Given instruction:
For each line that holds "dotted", copy the line out.

Records from a data collection:
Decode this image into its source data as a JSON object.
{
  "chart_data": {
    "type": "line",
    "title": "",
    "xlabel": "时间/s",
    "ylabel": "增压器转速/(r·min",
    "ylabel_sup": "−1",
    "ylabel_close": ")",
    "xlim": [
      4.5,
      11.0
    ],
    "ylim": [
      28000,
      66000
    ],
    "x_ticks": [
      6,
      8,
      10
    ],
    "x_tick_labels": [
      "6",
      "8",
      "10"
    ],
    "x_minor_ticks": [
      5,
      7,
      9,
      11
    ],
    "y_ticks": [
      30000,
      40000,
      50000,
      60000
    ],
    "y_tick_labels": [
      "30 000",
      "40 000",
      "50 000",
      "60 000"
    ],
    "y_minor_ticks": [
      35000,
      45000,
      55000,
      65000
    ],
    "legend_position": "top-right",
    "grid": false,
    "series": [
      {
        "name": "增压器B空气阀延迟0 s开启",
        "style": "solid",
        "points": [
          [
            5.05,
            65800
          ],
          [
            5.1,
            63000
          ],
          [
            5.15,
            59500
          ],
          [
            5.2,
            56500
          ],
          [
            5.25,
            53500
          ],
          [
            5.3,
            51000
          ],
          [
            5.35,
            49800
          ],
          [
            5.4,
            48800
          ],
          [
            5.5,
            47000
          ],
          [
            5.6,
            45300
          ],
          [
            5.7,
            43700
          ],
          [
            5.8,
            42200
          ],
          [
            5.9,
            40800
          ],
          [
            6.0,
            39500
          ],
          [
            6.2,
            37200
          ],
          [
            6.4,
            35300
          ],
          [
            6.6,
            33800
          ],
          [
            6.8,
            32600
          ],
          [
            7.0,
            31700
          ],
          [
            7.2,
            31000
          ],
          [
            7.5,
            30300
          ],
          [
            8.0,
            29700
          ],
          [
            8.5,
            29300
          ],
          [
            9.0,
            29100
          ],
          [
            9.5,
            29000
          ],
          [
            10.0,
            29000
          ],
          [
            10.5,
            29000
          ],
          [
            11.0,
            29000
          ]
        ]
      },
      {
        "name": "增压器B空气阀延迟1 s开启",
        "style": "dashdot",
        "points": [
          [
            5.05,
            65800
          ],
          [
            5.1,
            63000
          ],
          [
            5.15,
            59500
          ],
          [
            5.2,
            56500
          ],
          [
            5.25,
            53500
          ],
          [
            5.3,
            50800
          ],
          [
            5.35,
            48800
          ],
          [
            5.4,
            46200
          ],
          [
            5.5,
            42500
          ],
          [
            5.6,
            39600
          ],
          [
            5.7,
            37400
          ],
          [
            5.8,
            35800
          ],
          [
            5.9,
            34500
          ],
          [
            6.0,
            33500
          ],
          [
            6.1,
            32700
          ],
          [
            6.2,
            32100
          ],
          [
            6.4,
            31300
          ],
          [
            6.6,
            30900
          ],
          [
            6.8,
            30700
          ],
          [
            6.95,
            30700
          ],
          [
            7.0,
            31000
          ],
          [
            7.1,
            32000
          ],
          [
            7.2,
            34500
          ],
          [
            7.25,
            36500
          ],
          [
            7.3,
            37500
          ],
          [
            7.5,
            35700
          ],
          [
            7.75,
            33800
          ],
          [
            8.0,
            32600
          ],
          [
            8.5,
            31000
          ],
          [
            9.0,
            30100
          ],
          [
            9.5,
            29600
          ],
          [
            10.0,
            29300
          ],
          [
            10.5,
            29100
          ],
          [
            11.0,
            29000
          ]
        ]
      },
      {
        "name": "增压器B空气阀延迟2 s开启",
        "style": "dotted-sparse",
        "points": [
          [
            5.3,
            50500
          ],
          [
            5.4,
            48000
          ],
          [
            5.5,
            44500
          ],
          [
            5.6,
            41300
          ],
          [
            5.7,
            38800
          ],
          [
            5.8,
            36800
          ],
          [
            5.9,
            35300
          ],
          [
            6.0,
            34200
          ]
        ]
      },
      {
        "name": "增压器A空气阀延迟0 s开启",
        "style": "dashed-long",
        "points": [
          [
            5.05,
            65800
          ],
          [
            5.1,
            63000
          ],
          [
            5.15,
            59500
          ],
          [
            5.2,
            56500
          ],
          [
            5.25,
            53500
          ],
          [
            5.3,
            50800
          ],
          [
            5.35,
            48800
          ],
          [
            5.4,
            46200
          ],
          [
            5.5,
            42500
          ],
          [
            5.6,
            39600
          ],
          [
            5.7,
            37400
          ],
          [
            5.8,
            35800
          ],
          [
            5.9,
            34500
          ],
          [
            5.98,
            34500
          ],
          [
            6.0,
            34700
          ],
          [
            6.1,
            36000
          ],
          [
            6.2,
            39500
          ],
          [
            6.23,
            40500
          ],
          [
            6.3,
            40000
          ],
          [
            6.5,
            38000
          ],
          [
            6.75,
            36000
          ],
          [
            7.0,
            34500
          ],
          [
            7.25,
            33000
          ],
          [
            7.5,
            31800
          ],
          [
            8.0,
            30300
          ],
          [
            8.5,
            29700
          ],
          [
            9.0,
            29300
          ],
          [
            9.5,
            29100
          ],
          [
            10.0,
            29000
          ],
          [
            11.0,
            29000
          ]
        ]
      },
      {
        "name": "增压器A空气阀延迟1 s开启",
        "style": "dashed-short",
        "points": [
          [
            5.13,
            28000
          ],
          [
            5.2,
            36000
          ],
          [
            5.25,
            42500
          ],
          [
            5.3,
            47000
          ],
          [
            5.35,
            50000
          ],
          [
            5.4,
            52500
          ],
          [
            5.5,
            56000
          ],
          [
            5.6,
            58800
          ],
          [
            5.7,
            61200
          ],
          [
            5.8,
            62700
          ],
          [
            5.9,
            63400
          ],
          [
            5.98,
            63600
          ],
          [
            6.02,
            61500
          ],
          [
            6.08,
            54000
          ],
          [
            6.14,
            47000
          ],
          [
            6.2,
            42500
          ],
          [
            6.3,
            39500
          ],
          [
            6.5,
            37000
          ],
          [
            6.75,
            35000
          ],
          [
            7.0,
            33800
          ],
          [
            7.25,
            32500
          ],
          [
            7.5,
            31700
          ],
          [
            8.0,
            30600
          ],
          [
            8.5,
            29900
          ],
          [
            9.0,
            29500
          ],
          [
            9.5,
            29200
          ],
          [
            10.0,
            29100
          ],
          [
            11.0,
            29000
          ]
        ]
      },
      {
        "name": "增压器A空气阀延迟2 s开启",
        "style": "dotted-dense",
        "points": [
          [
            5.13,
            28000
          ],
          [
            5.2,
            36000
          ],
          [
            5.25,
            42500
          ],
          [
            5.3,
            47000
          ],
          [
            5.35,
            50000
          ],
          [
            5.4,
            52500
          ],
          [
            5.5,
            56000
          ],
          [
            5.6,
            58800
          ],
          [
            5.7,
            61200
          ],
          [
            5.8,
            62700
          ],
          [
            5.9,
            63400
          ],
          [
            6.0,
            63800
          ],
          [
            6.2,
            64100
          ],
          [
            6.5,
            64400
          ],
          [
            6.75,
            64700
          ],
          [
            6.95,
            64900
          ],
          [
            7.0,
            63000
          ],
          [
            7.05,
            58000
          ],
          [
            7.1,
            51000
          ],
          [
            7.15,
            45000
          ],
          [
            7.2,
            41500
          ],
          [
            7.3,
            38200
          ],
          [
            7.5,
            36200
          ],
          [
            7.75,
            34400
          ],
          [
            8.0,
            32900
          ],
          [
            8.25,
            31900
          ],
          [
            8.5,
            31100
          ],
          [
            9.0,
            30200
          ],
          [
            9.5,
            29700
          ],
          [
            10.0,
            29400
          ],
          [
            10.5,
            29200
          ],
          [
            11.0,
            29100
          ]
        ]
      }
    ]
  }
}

Written answer:
        "style": "dotted-sparse",
        "style": "dotted-dense",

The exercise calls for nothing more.